* Your assignment
Please restate the data word for word, leaving out no line.

* Data provided
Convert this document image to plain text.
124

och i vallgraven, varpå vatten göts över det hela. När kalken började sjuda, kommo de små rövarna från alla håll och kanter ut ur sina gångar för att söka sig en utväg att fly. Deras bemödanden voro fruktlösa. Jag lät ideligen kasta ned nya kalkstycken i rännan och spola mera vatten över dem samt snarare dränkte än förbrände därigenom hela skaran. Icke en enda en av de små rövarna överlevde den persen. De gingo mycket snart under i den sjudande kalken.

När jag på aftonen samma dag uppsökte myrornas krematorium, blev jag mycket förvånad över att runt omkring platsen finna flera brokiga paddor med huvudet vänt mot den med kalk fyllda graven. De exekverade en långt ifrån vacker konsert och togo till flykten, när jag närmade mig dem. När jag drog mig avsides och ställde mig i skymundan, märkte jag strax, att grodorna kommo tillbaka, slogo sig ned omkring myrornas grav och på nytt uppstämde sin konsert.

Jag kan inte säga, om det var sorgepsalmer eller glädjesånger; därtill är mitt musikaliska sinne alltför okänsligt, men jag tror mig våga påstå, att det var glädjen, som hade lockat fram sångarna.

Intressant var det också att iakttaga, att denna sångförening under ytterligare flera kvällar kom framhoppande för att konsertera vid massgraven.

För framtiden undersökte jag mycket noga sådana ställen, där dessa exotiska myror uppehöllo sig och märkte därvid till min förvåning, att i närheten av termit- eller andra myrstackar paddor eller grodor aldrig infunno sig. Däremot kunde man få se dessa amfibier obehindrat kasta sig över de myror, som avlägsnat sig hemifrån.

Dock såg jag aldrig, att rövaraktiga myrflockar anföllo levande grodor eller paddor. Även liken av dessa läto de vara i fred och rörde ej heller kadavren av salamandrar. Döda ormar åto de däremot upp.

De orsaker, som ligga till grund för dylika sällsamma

* Written answer
Convert this document image to plain text.
124

och i vallgraven, varpå vatten göts över det hela. När kalken började sjuda, kommo de små rövarna från alla håll och kanter ut ur sina gångar för att söka sig en utväg att fly. Deras bemödanden voro fruktlösa. Jag lät ideligen kasta ned nya kalkstycken i rännan och spola mera vatten över dem samt snarare dränkte än förbrände därigenom hela skaran. Icke en enda en av de små rövarna överlevde den persen. De gingo mycket snart under i den sjudande kalken.

När jag på aftonen samma dag uppsökte myrornas krematorium, blev jag mycket förvånad över att runt omkring platsen finna flera brokiga paddor med huvudet vänt mot den med kalk fyllda graven. De exekverade en långt ifrån vacker konsert och togo till flykten, när jag närmade mig dem. När jag drog mig avsides och ställde mig i skymundan, märkte jag strax, att grodorna kommo tillbaka, slogo sig ned omkring myrornas grav och på nytt uppstämde sin konsert.

Jag kan inte säga, om det var sorgepsalmer eller glädjesånger; därtill är mitt musikaliska sinne alltför okänsligt, men jag tror mig våga påstå, att det var glädjen, som hade lockat fram sångarna.

Intressant var det också att iakttaga, att denna sångförening under ytterligare flera kvällar kom framhoppande för att konsertera vid massgraven.

För framtiden undersökte jag mycket noga sådana ställen, där dessa exotiska myror uppehöllo sig och märkte därvid till min förvåning, att i närheten av termit- eller andra myrstackar paddor eller grodor aldrig infunno sig. Däremot kunde man få se dessa amfibier obehindrat kasta sig över de myror, som avlägsnat sig hemifrån.

Dock såg jag aldrig, att rövaraktiga myrflockar anföllo levande grodor eller paddor. Även liken av dessa läto de vara i fred och rörde ej heller kadavren av salamandrar. Döda ormar åto de däremot upp.

De orsaker, som ligga till grund för dylika sällsamma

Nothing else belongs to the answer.